» **PROBLEM**
Each line that includes "JSON" counts once; give the total and nothing besides.

» **DATA LINES**
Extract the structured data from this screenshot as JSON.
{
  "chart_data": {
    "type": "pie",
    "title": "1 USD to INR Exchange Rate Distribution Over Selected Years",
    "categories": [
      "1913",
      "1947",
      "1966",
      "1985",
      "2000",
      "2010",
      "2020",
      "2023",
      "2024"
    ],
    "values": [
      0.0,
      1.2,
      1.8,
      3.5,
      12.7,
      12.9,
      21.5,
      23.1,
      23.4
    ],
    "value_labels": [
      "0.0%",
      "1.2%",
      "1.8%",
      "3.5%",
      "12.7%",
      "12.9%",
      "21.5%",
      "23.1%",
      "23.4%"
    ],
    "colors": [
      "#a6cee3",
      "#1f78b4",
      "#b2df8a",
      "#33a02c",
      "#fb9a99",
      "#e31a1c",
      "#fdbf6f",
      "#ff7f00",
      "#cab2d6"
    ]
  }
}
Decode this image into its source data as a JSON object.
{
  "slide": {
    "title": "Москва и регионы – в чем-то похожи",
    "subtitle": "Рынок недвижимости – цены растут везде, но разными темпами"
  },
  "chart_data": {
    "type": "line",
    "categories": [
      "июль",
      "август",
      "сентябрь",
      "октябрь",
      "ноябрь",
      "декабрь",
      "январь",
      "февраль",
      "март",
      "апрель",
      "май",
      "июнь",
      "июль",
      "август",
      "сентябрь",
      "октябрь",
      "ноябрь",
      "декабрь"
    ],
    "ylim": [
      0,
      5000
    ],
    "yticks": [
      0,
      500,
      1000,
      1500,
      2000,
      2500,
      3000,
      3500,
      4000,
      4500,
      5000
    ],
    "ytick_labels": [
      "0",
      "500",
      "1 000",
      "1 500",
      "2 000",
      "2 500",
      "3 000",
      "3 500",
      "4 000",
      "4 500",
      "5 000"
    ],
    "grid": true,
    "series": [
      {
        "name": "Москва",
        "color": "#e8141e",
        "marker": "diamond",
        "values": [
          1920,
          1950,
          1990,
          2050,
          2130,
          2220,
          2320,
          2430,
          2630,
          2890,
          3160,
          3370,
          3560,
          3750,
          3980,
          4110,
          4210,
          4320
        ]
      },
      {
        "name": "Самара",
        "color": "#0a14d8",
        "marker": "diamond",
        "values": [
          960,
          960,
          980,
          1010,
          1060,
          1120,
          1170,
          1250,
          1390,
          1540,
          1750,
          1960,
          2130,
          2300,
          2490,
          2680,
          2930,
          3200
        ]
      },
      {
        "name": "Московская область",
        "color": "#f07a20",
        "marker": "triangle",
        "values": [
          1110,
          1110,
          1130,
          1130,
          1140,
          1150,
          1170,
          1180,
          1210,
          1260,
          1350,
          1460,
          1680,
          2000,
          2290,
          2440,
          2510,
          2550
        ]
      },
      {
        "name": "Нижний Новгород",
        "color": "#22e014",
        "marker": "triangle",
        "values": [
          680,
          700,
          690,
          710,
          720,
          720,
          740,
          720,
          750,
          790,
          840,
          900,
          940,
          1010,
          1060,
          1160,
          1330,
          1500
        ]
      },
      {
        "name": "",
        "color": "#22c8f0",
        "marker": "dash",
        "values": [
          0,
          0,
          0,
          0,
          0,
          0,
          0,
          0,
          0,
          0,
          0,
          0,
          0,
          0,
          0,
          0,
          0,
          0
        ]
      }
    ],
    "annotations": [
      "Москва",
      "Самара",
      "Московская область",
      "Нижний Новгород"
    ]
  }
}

» **FULL RESPONSE**
2